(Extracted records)

☆ ☆ ☆ ☆ ☆ ☆ ☆

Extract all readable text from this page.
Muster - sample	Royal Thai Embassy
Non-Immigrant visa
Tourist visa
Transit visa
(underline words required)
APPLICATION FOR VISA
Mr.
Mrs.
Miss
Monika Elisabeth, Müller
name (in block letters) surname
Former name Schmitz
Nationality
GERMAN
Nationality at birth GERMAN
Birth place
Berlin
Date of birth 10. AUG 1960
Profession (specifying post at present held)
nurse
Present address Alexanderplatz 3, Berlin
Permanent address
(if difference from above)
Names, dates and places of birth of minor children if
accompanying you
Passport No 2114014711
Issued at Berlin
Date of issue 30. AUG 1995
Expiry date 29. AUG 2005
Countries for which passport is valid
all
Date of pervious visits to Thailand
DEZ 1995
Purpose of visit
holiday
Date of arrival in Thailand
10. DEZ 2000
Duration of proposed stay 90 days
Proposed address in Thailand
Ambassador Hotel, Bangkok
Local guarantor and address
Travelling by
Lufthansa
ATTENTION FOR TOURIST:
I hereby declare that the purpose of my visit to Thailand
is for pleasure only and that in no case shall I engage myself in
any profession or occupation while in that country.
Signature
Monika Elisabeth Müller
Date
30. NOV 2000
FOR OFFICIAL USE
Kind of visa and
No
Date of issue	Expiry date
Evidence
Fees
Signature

☆ ☆ ☆ ☆ ☆ ☆ ☆

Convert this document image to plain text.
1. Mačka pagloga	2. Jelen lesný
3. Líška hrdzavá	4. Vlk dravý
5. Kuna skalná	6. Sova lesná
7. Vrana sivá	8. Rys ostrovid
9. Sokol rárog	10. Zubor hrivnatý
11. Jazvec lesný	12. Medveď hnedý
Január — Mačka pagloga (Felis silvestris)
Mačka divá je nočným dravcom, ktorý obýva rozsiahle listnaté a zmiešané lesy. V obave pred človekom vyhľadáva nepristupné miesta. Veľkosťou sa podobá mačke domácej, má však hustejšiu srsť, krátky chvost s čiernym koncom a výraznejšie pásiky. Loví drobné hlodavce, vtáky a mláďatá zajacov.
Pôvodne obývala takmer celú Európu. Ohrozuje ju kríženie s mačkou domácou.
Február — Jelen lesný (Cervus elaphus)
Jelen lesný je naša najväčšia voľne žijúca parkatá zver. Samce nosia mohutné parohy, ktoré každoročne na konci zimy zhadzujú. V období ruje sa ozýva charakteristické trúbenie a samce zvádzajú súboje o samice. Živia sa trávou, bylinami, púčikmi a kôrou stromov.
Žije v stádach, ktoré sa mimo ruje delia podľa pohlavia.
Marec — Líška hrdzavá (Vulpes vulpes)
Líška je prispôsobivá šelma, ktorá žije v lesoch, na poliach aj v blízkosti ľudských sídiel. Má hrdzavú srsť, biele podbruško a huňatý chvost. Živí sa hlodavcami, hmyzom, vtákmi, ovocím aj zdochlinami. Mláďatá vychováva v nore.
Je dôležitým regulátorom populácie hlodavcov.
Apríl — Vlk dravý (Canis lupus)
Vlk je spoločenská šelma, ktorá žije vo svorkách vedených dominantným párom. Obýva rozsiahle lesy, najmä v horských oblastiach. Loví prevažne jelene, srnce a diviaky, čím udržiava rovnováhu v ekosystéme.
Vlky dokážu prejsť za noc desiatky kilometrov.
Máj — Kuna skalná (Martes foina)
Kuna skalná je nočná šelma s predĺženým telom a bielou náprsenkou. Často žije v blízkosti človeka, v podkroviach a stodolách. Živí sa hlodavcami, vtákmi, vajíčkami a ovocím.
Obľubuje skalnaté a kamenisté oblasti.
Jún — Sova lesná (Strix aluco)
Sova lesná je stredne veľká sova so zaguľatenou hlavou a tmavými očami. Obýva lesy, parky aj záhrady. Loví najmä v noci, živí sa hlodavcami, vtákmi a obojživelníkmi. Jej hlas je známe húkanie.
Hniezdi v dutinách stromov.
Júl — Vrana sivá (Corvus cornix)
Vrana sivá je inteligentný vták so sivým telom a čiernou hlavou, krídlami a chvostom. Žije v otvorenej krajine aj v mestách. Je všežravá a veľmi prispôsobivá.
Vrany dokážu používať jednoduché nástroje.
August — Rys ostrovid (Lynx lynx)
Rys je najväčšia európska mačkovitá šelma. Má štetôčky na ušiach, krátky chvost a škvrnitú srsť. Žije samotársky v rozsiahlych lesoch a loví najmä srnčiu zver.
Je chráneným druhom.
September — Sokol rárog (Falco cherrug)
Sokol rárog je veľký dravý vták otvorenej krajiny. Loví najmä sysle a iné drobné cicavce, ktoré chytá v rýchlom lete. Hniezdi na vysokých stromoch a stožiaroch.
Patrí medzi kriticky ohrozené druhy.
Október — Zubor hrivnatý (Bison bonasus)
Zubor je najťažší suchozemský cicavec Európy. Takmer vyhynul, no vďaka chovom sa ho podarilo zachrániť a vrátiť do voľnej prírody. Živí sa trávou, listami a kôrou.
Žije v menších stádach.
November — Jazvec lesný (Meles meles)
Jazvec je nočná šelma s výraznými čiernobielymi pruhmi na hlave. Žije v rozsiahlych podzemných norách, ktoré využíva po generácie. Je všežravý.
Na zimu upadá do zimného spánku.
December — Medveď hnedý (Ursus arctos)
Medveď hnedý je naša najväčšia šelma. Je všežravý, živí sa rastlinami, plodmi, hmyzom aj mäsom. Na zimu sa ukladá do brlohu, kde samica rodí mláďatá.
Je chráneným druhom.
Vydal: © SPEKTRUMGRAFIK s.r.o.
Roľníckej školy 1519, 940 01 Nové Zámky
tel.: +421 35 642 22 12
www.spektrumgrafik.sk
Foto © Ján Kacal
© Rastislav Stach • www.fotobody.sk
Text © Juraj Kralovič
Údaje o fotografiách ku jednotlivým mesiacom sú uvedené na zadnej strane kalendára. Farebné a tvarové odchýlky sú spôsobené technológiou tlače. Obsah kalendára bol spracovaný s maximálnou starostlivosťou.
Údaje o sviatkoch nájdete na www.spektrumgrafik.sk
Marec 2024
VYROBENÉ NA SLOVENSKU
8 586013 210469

☆ ☆ ☆ ☆ ☆ ☆ ☆

▸ Given instruction
Identify all lines where the word "skalná" shows up. Copy them.

▸ Correct result
5. Kuna skalná	6. Sova lesná
Máj — Kuna skalná (Martes foina)
Kuna skalná je nočná šelma s predĺženým telom a bielou náprsenkou. Často žije v blízkosti človeka, v podkroviach a stodolách. Živí sa hlodavcami, vtákmi, vajíčkami a ovocím.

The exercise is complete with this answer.